- [GIVEN EXERCISE] All of the material below is to be repeated exactly.
— Start THE INPUT —
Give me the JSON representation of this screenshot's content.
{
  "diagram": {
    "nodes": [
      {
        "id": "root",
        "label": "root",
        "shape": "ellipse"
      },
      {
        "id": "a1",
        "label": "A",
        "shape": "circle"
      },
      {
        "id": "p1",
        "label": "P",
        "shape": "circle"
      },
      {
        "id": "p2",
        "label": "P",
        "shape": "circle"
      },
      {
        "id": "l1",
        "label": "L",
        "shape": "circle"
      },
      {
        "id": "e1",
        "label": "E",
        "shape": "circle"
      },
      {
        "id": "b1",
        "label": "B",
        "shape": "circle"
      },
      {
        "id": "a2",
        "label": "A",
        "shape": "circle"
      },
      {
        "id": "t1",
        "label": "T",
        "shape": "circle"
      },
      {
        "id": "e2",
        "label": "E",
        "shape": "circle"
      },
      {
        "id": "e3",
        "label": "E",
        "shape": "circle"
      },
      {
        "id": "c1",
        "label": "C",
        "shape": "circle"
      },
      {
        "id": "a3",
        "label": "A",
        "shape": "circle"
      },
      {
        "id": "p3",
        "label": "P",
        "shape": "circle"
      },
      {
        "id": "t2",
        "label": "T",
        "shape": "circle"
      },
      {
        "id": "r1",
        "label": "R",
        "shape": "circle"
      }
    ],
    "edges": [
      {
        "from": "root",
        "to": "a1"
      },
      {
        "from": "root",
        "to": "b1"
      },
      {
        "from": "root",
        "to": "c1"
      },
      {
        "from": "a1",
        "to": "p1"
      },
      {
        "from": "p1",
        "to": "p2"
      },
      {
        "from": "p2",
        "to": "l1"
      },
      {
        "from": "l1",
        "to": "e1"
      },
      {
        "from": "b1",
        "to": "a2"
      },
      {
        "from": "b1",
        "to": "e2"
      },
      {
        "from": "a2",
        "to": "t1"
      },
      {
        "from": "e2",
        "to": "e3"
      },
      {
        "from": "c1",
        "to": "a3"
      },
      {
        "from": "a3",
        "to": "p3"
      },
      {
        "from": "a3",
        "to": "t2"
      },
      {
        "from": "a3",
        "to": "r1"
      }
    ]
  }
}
— End THE INPUT —
- [TASK RESPONSE]
Give me the JSON representation of this screenshot's content.
{
  "diagram": {
    "nodes": [
      {
        "id": "root",
        "label": "root",
        "shape": "ellipse"
      },
      {
        "id": "a1",
        "label": "A",
        "shape": "circle"
      },
      {
        "id": "p1",
        "label": "P",
        "shape": "circle"
      },
      {
        "id": "p2",
        "label": "P",
        "shape": "circle"
      },
      {
        "id": "l1",
        "label": "L",
        "shape": "circle"
      },
      {
        "id": "e1",
        "label": "E",
        "shape": "circle"
      },
      {
        "id": "b1",
        "label": "B",
        "shape": "circle"
      },
      {
        "id": "a2",
        "label": "A",
        "shape": "circle"
      },
      {
        "id": "t1",
        "label": "T",
        "shape": "circle"
      },
      {
        "id": "e2",
        "label": "E",
        "shape": "circle"
      },
      {
        "id": "e3",
        "label": "E",
        "shape": "circle"
      },
      {
        "id": "c1",
        "label": "C",
        "shape": "circle"
      },
      {
        "id": "a3",
        "label": "A",
        "shape": "circle"
      },
      {
        "id": "p3",
        "label": "P",
        "shape": "circle"
      },
      {
        "id": "t2",
        "label": "T",
        "shape": "circle"
      },
      {
        "id": "r1",
        "label": "R",
        "shape": "circle"
      }
    ],
    "edges": [
      {
        "from": "root",
        "to": "a1"
      },
      {
        "from": "root",
        "to": "b1"
      },
      {
        "from": "root",
        "to": "c1"
      },
      {
        "from": "a1",
        "to": "p1"
      },
      {
        "from": "p1",
        "to": "p2"
      },
      {
        "from": "p2",
        "to": "l1"
      },
      {
        "from": "l1",
        "to": "e1"
      },
      {
        "from": "b1",
        "to": "a2"
      },
      {
        "from": "b1",
        "to": "e2"
      },
      {
        "from": "a2",
        "to": "t1"
      },
      {
        "from": "e2",
        "to": "e3"
      },
      {
        "from": "c1",
        "to": "a3"
      },
      {
        "from": "a3",
        "to": "p3"
      },
      {
        "from": "a3",
        "to": "t2"
      },
      {
        "from": "a3",
        "to": "r1"
      }
    ]
  }
}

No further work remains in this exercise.